(Data items)
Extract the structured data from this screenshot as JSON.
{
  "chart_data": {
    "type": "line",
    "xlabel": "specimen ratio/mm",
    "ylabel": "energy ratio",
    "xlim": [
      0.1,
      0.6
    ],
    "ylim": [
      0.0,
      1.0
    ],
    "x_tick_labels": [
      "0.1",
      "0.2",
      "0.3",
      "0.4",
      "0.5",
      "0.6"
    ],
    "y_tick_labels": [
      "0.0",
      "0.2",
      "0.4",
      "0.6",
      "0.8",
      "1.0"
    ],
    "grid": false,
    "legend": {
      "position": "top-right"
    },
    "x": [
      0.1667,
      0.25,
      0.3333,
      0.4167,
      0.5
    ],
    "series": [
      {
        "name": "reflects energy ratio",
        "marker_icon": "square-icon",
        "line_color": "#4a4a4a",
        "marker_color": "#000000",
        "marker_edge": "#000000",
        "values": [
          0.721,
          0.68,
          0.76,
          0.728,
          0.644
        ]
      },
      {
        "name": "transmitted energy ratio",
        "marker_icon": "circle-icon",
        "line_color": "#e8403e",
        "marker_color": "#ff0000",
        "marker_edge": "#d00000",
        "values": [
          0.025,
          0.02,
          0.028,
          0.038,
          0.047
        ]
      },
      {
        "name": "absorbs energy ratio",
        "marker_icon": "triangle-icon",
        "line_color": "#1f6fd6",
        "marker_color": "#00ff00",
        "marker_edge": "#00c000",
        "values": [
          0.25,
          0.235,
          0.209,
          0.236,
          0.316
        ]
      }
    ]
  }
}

-- PROBLEM REQUIREMENTS --
Only the number is needed: state how many lines in the listing contain "name".

-- THE RESPONSE --
3